#### Problem details
Copy the records that follow exactly as written, but not their pictures.
◇ ◇ ◇ ◇
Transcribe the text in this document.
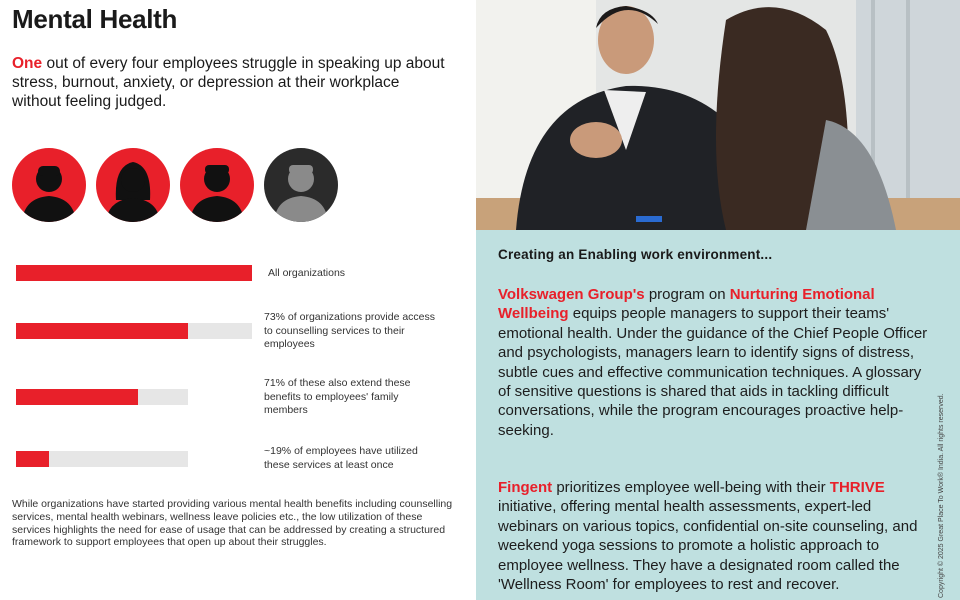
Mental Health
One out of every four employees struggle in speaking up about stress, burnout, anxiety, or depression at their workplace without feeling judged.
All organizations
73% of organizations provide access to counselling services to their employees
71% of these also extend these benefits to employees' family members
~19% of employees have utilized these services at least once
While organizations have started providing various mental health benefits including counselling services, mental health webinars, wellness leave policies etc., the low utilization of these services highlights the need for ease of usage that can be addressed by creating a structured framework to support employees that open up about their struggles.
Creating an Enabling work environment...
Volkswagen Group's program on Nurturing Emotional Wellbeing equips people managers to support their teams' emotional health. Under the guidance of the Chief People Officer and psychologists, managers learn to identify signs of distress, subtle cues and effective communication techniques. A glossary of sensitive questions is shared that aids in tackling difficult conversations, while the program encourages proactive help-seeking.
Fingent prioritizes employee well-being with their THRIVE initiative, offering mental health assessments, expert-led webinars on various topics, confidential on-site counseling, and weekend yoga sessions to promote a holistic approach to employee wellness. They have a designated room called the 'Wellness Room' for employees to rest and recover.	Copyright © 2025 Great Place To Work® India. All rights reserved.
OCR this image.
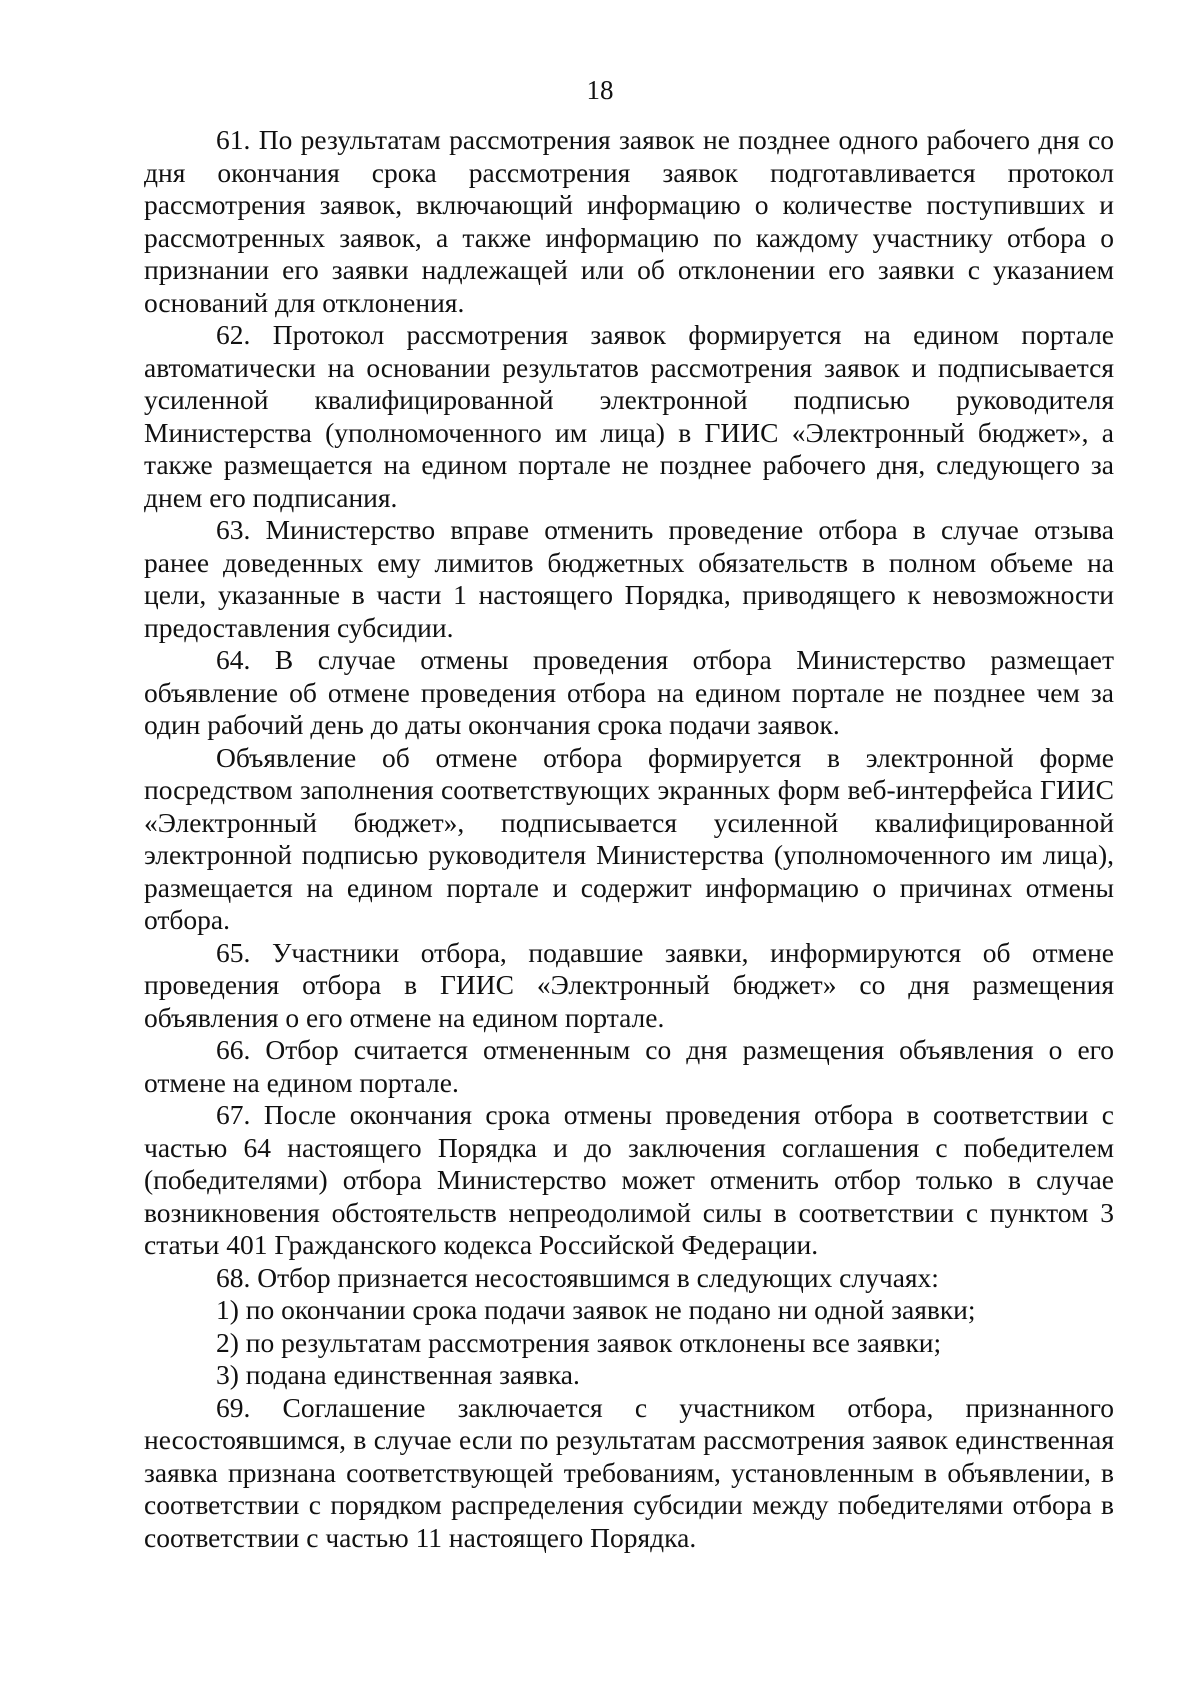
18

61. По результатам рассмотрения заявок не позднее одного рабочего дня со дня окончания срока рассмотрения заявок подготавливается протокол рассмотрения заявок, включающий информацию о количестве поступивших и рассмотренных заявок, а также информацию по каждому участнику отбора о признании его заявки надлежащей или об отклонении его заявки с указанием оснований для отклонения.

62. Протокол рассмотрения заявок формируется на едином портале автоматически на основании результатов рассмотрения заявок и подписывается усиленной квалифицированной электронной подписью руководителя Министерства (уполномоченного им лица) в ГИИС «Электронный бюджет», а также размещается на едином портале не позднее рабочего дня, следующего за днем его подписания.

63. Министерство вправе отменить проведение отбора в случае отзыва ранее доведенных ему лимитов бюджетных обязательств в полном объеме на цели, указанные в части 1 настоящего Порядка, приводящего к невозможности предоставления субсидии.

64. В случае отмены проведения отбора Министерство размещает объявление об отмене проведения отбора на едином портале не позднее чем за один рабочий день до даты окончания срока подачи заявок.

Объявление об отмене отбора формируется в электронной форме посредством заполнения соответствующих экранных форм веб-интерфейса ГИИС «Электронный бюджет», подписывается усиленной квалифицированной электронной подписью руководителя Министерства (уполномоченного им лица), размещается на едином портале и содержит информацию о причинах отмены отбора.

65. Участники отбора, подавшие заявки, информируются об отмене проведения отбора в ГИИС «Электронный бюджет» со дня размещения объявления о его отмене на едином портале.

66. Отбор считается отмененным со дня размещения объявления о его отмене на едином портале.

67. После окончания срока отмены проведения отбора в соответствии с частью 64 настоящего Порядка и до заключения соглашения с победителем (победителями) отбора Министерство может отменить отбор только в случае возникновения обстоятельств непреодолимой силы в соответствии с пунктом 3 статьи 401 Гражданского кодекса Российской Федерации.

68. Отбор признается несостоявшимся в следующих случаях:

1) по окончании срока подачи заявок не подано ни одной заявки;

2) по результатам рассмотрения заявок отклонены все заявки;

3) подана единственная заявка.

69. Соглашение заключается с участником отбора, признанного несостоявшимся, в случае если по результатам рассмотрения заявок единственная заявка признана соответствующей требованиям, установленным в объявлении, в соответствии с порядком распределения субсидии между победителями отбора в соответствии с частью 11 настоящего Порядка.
◇ ◇ ◇ ◇
#### Exercise result
Transcribe the text in this document.
Mental Health
One out of every four employees struggle in speaking up about stress, burnout, anxiety, or depression at their workplace without feeling judged.
All organizations
73% of organizations provide access to counselling services to their employees
71% of these also extend these benefits to employees' family members
~19% of employees have utilized these services at least once
While organizations have started providing various mental health benefits including counselling services, mental health webinars, wellness leave policies etc., the low utilization of these services highlights the need for ease of usage that can be addressed by creating a structured framework to support employees that open up about their struggles.
Creating an Enabling work environment...
Volkswagen Group's program on Nurturing Emotional Wellbeing equips people managers to support their teams' emotional health. Under the guidance of the Chief People Officer and psychologists, managers learn to identify signs of distress, subtle cues and effective communication techniques. A glossary of sensitive questions is shared that aids in tackling difficult conversations, while the program encourages proactive help-seeking.
Fingent prioritizes employee well-being with their THRIVE initiative, offering mental health assessments, expert-led webinars on various topics, confidential on-site counseling, and weekend yoga sessions to promote a holistic approach to employee wellness. They have a designated room called the 'Wellness Room' for employees to rest and recover.	Copyright © 2025 Great Place To Work® India. All rights reserved.
OCR this image.
18

61. По результатам рассмотрения заявок не позднее одного рабочего дня со дня окончания срока рассмотрения заявок подготавливается протокол рассмотрения заявок, включающий информацию о количестве поступивших и рассмотренных заявок, а также информацию по каждому участнику отбора о признании его заявки надлежащей или об отклонении его заявки с указанием оснований для отклонения.

62. Протокол рассмотрения заявок формируется на едином портале автоматически на основании результатов рассмотрения заявок и подписывается усиленной квалифицированной электронной подписью руководителя Министерства (уполномоченного им лица) в ГИИС «Электронный бюджет», а также размещается на едином портале не позднее рабочего дня, следующего за днем его подписания.

63. Министерство вправе отменить проведение отбора в случае отзыва ранее доведенных ему лимитов бюджетных обязательств в полном объеме на цели, указанные в части 1 настоящего Порядка, приводящего к невозможности предоставления субсидии.

64. В случае отмены проведения отбора Министерство размещает объявление об отмене проведения отбора на едином портале не позднее чем за один рабочий день до даты окончания срока подачи заявок.

Объявление об отмене отбора формируется в электронной форме посредством заполнения соответствующих экранных форм веб-интерфейса ГИИС «Электронный бюджет», подписывается усиленной квалифицированной электронной подписью руководителя Министерства (уполномоченного им лица), размещается на едином портале и содержит информацию о причинах отмены отбора.

65. Участники отбора, подавшие заявки, информируются об отмене проведения отбора в ГИИС «Электронный бюджет» со дня размещения объявления о его отмене на едином портале.

66. Отбор считается отмененным со дня размещения объявления о его отмене на едином портале.

67. После окончания срока отмены проведения отбора в соответствии с частью 64 настоящего Порядка и до заключения соглашения с победителем (победителями) отбора Министерство может отменить отбор только в случае возникновения обстоятельств непреодолимой силы в соответствии с пунктом 3 статьи 401 Гражданского кодекса Российской Федерации.

68. Отбор признается несостоявшимся в следующих случаях:

1) по окончании срока подачи заявок не подано ни одной заявки;

2) по результатам рассмотрения заявок отклонены все заявки;

3) подана единственная заявка.

69. Соглашение заключается с участником отбора, признанного несостоявшимся, в случае если по результатам рассмотрения заявок единственная заявка признана соответствующей требованиям, установленным в объявлении, в соответствии с порядком распределения субсидии между победителями отбора в соответствии с частью 11 настоящего Порядка.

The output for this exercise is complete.